Records —
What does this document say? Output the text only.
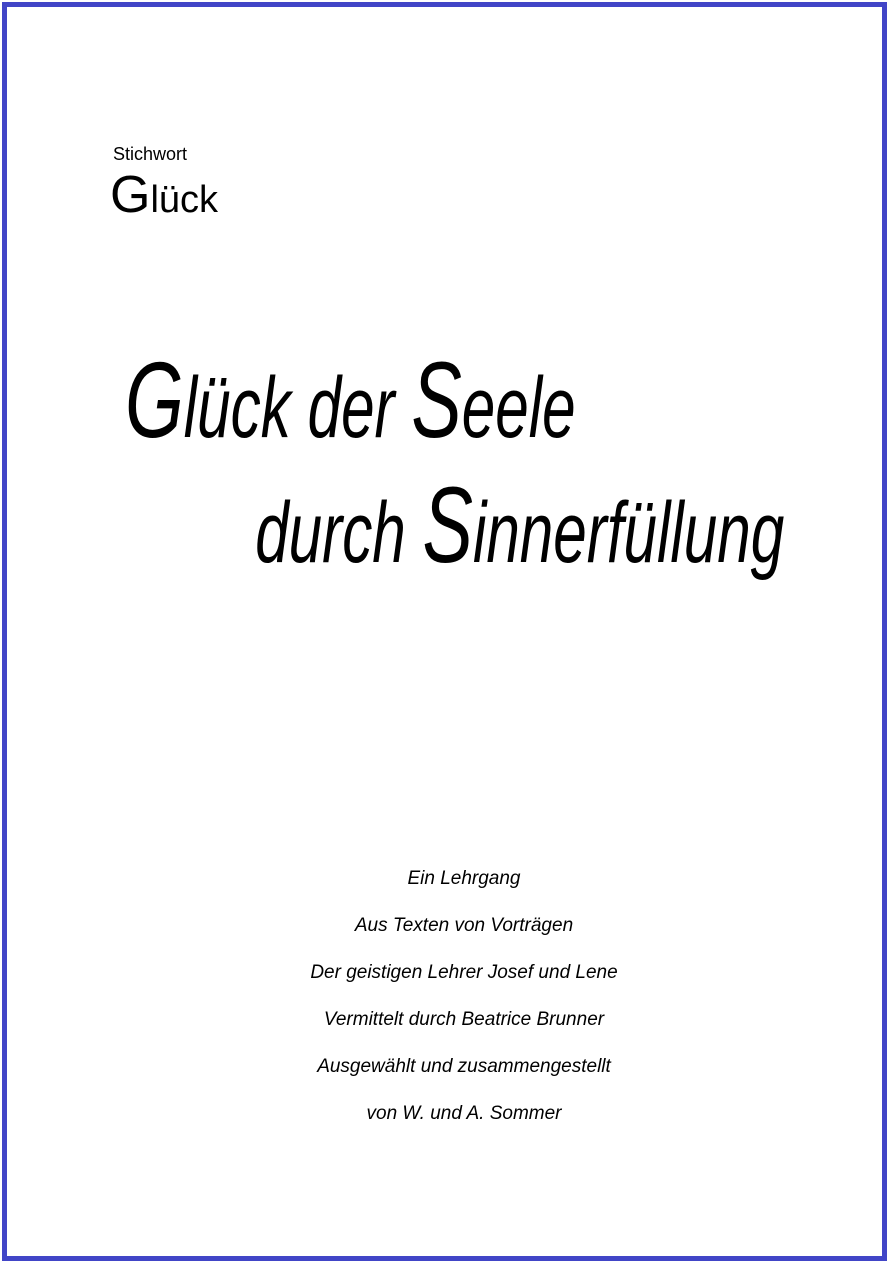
Stichwort
Glück
Glück der Seele
durch Sinnerfüllung
Ein Lehrgang
Aus Texten von Vorträgen
Der geistigen Lehrer Josef und Lene
Vermittelt durch Beatrice Brunner
Ausgewählt und zusammengestellt
von W. und A. Sommer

Work instructions — Make an exact copy of the data, leaving its pictures out.

Final result —
What does this document say? Output the text only.
Stichwort
Glück
Glück der Seele
durch Sinnerfüllung
Ein Lehrgang
Aus Texten von Vorträgen
Der geistigen Lehrer Josef und Lene
Vermittelt durch Beatrice Brunner
Ausgewählt und zusammengestellt
von W. und A. Sommer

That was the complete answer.